#### Task goal
Check each line of the records below for the word "title" and copy those where it appears.
─── Raw records
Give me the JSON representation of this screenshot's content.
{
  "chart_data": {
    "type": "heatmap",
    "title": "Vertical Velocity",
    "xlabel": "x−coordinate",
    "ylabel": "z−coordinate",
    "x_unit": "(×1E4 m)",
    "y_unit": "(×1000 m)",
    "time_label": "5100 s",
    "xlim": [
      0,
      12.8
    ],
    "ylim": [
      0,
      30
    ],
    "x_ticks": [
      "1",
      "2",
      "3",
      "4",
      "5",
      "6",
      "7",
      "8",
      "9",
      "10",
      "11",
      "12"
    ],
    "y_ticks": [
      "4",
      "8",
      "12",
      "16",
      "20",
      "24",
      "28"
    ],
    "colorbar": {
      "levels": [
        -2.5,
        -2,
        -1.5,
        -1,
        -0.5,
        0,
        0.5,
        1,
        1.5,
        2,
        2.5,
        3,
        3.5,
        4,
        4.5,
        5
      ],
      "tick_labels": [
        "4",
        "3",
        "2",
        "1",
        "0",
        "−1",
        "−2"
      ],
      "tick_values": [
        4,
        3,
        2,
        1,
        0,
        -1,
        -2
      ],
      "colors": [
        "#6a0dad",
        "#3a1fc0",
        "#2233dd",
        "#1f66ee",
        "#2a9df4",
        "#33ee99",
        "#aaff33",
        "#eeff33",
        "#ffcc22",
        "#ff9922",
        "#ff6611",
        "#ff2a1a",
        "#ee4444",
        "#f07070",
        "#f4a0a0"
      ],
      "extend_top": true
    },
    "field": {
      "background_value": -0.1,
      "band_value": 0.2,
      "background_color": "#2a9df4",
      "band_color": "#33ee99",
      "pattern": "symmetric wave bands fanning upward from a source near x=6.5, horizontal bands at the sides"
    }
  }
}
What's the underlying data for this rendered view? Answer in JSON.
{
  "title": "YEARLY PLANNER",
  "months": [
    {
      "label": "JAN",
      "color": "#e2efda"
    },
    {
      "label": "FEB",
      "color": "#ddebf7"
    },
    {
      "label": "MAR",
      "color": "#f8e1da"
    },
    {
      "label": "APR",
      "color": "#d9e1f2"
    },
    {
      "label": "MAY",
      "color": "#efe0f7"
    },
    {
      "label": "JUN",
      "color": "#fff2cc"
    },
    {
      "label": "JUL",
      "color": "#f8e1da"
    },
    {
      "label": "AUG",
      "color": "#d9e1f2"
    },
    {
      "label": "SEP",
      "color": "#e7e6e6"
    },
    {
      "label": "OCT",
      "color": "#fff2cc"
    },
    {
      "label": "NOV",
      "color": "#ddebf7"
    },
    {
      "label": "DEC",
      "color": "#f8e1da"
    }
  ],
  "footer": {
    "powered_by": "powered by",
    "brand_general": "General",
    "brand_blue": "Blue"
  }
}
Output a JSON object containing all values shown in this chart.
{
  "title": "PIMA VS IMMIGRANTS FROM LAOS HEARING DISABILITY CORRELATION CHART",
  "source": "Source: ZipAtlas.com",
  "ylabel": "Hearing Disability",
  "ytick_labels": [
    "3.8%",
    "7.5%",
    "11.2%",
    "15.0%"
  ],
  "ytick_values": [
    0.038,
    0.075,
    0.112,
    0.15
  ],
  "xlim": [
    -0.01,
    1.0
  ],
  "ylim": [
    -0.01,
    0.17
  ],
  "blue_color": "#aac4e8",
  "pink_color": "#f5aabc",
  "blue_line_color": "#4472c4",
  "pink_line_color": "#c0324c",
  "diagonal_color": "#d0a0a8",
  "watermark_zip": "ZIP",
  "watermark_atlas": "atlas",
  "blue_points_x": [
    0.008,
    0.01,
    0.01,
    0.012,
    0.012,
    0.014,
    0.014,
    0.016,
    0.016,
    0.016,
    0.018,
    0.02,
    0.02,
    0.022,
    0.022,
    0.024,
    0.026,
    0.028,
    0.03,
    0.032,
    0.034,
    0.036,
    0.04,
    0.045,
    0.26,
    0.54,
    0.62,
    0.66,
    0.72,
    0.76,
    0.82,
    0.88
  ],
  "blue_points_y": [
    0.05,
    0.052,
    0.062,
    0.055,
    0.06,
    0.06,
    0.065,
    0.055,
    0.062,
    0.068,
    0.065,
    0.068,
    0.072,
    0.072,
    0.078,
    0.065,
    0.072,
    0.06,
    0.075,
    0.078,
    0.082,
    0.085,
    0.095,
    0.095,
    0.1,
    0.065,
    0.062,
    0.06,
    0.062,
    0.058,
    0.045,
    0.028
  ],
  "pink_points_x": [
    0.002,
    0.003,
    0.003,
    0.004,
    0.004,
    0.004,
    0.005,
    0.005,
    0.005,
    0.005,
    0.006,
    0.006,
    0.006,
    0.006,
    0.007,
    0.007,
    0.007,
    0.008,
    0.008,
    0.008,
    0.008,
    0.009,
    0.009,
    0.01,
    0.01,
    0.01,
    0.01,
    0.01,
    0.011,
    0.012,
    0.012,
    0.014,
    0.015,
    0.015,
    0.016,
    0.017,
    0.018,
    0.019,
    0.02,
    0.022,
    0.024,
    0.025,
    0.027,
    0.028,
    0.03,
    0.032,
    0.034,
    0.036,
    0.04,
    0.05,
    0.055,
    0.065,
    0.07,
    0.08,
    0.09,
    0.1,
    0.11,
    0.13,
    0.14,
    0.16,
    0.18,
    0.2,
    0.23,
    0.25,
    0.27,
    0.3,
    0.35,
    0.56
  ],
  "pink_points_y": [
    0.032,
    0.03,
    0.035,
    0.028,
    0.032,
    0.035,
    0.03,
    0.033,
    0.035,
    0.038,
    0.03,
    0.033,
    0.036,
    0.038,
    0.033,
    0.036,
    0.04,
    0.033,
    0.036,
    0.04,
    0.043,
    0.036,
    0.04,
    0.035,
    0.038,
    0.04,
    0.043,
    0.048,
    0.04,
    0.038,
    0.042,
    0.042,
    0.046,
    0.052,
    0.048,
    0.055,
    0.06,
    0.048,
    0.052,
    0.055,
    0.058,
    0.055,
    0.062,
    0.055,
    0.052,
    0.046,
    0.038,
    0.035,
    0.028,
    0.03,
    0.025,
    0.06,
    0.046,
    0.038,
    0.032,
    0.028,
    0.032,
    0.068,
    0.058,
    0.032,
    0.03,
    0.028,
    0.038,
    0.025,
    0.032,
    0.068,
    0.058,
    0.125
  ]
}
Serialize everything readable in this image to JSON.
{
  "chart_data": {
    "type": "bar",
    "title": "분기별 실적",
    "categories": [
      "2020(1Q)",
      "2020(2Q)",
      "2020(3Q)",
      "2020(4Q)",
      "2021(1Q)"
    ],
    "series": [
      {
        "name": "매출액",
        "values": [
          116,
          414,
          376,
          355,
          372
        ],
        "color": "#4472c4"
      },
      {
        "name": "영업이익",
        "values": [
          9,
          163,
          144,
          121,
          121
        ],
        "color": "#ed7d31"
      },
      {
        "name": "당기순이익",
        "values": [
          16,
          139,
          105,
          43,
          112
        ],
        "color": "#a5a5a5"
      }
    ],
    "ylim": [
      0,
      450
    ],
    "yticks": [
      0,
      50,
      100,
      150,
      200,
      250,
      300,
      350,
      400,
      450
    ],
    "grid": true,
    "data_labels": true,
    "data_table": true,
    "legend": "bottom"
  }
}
──────
#### The output
    "title": "Vertical Velocity",
  "title": "YEARLY PLANNER",
  "title": "PIMA VS IMMIGRANTS FROM LAOS HEARING DISABILITY CORRELATION CHART",
    "title": "분기별 실적",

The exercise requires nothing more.